• **Task instructions**
Pull out every line below holding the word "JSON".

• **Given information**
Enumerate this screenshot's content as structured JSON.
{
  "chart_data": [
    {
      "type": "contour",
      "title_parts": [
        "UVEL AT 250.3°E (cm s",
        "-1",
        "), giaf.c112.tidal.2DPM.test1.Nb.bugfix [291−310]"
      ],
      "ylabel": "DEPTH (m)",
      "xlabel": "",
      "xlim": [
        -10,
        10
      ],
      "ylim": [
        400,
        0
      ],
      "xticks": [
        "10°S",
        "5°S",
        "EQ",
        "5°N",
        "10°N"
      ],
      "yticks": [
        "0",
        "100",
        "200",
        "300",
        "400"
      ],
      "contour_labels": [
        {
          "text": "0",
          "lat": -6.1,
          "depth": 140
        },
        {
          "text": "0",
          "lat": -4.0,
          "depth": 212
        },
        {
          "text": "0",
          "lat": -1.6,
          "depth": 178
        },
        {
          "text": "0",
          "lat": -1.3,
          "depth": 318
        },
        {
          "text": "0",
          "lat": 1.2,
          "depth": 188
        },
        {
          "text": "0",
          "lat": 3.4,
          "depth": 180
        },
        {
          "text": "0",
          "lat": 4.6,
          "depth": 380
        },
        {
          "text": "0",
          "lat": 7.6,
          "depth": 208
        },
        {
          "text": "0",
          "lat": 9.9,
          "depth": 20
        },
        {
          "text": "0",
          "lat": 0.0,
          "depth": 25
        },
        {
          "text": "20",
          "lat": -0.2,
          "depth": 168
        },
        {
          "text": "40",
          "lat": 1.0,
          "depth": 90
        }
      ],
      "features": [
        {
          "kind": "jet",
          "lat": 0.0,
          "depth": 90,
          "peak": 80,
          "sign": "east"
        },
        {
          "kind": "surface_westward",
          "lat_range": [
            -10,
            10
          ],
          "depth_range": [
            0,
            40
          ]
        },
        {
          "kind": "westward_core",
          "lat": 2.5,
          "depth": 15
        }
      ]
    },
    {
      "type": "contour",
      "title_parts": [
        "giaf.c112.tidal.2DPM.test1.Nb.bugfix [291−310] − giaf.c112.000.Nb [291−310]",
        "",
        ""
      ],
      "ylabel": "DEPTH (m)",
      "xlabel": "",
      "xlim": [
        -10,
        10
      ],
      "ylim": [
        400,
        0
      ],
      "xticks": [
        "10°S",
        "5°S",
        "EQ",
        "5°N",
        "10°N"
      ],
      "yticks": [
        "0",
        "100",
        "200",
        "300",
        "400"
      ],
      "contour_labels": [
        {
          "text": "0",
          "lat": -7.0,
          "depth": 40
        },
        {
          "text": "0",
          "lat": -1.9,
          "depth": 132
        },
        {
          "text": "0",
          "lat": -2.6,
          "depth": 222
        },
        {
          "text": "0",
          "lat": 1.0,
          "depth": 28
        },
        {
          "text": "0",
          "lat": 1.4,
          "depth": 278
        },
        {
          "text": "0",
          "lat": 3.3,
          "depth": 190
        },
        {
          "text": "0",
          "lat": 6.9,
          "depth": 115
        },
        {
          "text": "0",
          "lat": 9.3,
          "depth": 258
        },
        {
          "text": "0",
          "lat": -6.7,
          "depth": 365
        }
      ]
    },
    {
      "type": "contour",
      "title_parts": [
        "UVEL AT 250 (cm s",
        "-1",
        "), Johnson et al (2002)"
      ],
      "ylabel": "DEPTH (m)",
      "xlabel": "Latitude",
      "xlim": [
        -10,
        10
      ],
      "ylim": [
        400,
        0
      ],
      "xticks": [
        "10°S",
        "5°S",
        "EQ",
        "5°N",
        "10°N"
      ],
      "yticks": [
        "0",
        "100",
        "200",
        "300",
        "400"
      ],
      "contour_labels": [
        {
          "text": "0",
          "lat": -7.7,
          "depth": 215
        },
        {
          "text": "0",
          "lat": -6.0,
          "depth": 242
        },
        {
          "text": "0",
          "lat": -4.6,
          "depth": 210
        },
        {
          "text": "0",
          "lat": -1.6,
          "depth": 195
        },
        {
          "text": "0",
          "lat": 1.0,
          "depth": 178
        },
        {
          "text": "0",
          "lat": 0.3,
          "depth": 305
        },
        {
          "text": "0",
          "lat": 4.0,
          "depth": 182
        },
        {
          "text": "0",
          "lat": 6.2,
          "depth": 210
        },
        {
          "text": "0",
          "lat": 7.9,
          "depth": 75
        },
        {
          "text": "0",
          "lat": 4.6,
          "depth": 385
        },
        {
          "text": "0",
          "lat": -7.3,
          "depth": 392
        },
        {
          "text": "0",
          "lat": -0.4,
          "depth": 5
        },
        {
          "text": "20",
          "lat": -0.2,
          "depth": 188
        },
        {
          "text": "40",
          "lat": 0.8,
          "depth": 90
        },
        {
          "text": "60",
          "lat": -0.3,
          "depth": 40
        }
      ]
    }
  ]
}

--

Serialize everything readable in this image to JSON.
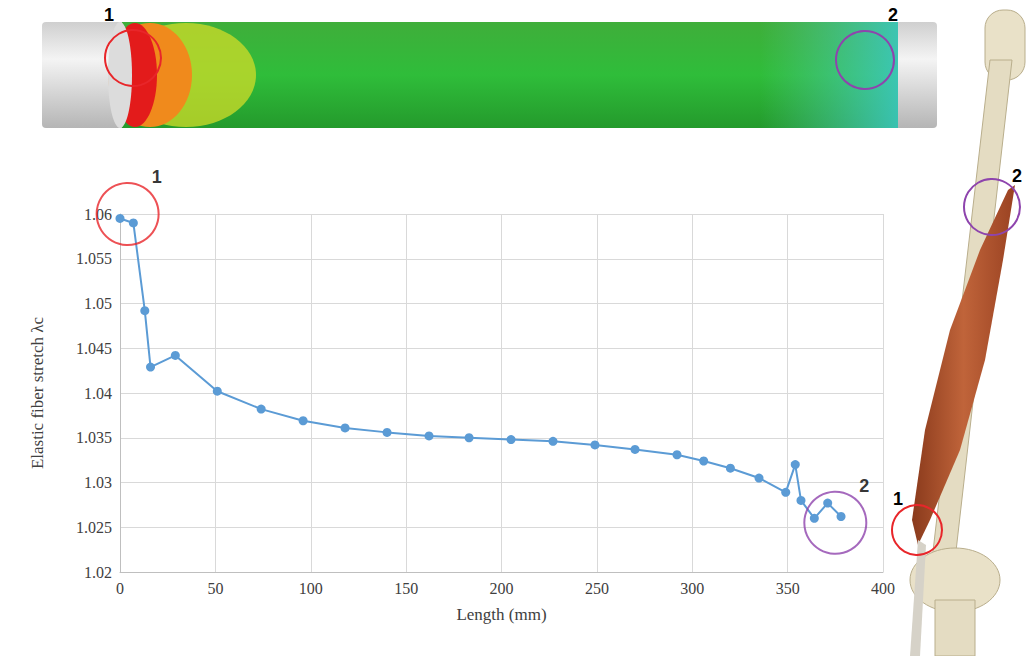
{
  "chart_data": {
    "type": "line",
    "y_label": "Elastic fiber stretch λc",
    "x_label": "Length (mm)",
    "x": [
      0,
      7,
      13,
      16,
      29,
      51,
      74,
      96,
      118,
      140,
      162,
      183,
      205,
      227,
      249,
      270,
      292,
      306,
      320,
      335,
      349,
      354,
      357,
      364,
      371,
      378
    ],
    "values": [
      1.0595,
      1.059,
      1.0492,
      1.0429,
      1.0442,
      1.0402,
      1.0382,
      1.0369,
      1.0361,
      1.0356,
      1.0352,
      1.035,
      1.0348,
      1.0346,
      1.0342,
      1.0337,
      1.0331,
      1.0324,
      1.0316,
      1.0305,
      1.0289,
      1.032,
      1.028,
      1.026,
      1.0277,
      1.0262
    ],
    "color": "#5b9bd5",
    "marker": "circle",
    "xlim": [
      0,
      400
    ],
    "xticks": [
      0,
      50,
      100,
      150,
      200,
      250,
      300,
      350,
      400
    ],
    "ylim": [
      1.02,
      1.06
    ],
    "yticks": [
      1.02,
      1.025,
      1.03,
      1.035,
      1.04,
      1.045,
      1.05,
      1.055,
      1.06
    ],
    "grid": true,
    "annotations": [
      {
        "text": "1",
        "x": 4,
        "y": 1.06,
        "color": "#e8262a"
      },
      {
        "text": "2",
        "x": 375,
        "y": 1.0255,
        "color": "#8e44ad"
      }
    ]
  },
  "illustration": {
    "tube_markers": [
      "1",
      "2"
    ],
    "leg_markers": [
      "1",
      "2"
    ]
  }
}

• **Written solution**
Enumerate this screenshot's content as structured JSON.
Serialize everything readable in this image to JSON.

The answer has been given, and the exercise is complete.